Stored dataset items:
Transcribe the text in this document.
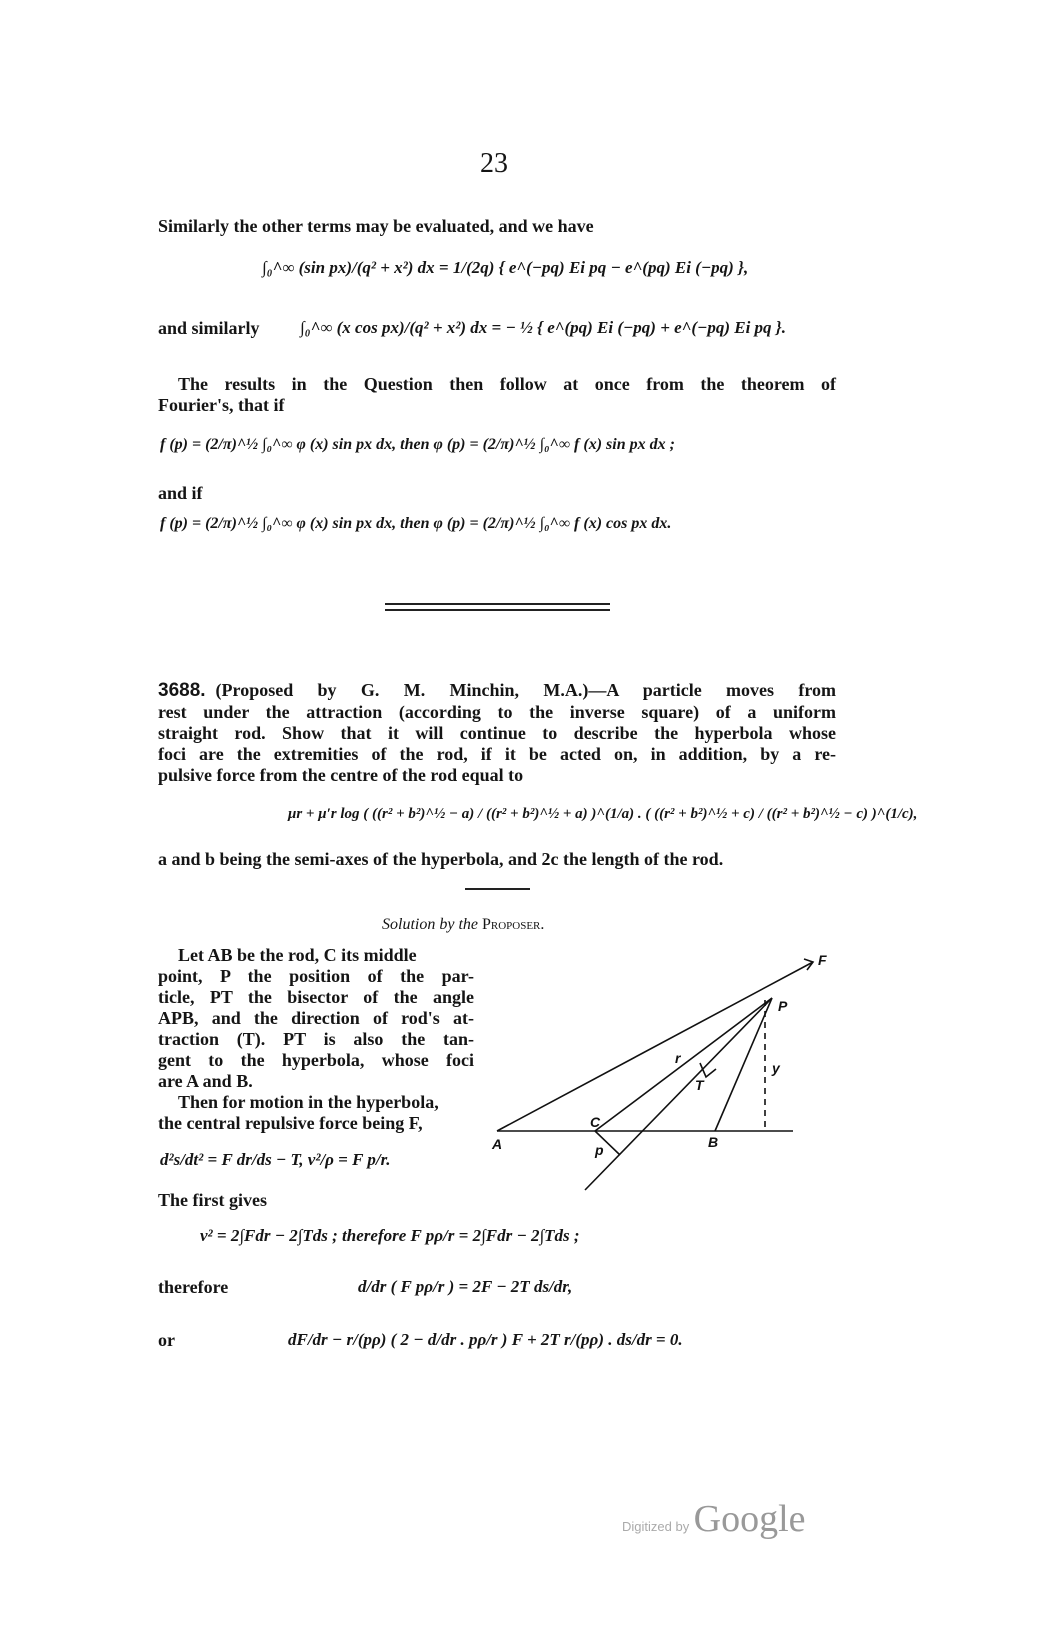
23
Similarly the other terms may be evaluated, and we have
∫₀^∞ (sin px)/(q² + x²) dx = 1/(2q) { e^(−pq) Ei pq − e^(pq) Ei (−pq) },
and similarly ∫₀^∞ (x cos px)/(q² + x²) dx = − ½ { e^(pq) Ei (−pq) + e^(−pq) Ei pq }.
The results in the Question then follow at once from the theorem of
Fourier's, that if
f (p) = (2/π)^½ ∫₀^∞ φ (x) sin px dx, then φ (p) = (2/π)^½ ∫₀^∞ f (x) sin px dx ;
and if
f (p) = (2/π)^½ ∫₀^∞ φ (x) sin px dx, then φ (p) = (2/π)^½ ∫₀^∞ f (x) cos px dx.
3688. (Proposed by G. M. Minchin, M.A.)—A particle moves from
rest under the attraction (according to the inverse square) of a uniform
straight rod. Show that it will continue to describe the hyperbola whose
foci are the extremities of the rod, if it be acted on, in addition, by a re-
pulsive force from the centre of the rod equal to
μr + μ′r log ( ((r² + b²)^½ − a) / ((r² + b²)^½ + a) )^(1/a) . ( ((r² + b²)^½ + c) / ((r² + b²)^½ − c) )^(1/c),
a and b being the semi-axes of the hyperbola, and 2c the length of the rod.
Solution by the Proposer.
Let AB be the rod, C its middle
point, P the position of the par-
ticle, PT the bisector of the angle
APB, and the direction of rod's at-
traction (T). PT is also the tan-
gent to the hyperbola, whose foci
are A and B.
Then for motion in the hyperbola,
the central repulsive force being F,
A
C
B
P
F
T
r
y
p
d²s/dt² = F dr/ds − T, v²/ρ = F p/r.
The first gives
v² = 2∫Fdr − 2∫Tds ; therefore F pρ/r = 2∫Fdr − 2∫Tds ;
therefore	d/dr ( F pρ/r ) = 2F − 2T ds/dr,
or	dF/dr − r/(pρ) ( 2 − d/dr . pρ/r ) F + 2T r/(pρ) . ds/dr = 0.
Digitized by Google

---

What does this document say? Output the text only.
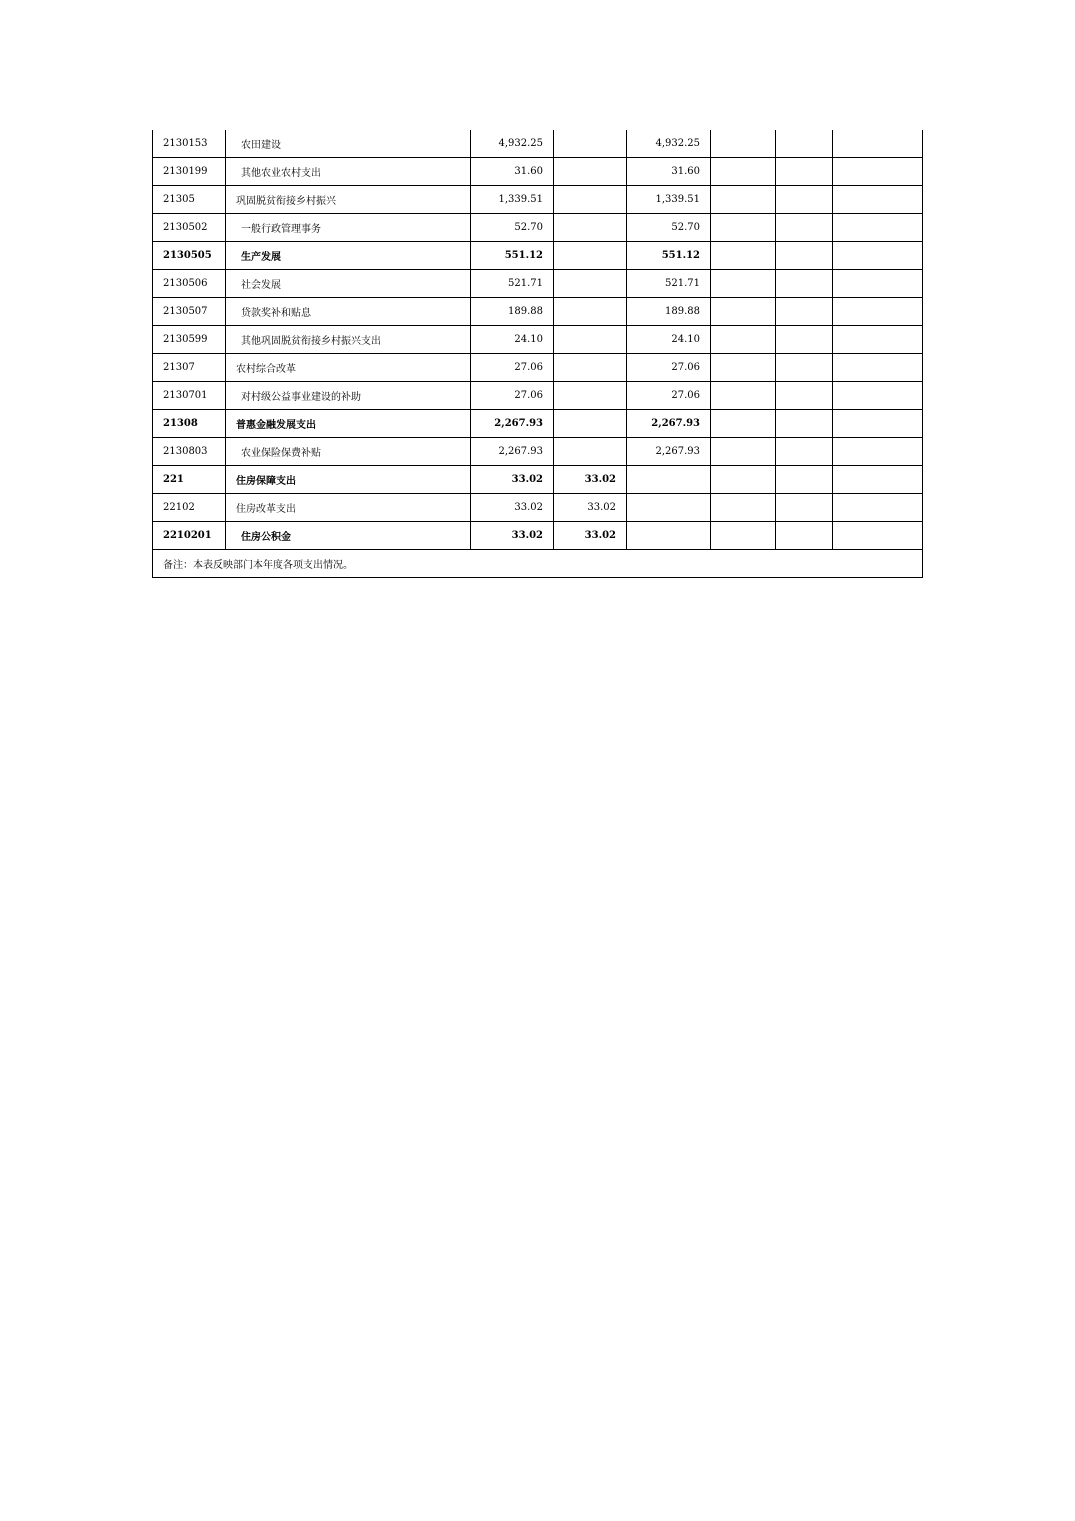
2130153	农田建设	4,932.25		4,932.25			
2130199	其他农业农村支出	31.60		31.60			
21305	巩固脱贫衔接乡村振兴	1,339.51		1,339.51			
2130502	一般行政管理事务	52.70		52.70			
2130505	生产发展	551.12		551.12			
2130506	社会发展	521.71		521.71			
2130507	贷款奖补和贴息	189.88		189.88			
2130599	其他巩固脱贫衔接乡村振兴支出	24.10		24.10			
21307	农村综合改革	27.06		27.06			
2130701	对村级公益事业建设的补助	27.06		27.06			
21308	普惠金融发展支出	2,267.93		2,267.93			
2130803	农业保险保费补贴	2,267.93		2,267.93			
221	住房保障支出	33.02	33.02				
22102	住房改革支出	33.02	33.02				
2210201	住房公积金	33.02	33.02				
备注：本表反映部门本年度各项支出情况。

* * *

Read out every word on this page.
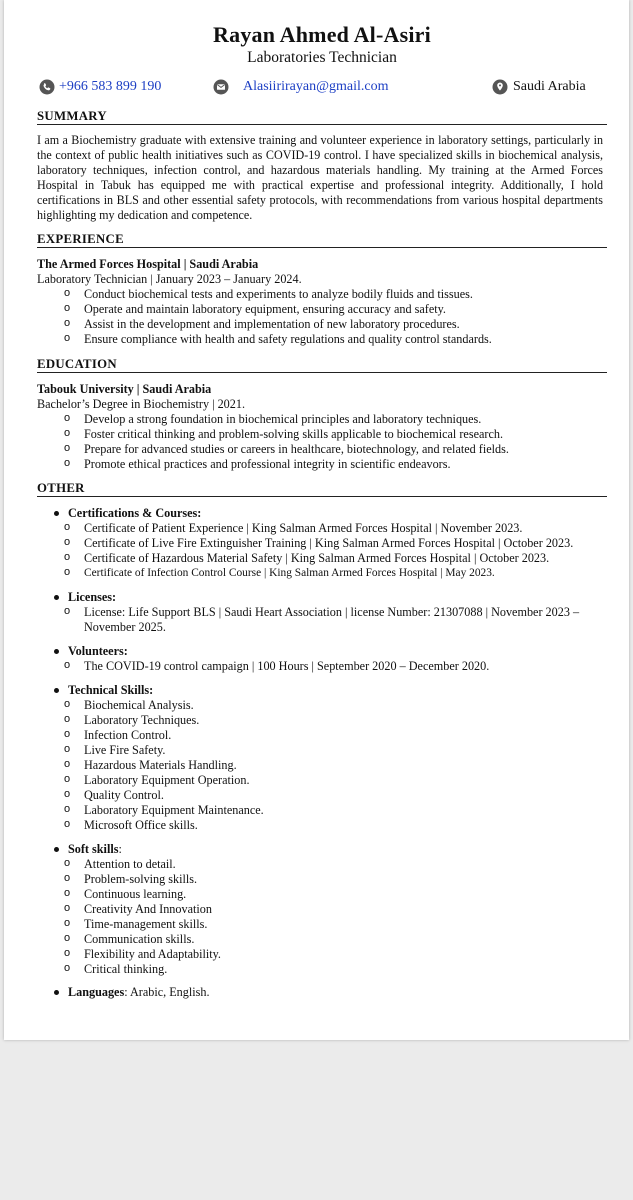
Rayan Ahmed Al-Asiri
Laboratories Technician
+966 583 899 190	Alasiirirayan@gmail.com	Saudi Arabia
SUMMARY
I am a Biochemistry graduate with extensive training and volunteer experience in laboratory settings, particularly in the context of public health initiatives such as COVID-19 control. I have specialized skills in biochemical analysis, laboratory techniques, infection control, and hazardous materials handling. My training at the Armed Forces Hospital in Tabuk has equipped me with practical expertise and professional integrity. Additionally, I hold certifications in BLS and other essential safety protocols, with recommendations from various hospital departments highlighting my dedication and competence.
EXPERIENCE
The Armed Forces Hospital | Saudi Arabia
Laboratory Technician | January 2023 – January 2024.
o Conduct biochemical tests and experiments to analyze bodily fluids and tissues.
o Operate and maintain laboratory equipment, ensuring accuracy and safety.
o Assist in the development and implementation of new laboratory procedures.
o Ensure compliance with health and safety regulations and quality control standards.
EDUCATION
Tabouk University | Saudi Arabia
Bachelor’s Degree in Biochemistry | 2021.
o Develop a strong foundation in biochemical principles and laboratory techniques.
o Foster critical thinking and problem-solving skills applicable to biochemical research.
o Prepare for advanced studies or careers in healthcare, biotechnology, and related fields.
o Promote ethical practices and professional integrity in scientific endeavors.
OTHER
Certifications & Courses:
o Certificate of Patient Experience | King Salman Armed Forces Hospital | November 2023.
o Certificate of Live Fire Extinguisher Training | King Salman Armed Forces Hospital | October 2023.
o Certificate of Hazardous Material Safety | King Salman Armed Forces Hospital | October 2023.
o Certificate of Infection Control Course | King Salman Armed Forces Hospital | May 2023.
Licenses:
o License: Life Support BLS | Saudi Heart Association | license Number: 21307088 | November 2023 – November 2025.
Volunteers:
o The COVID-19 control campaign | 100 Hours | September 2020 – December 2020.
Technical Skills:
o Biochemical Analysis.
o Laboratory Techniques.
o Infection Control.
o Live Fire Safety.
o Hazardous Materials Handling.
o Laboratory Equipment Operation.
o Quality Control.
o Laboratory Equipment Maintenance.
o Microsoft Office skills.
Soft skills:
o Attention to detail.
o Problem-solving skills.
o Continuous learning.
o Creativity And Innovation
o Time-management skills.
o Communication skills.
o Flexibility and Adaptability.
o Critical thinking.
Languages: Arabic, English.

Task objective: In the entries above, identify each line that includes the string "Live", then copy it.

Result of this exercise:
o Certificate of Live Fire Extinguisher Training | King Salman Armed Forces Hospital | October 2023.
o Live Fire Safety.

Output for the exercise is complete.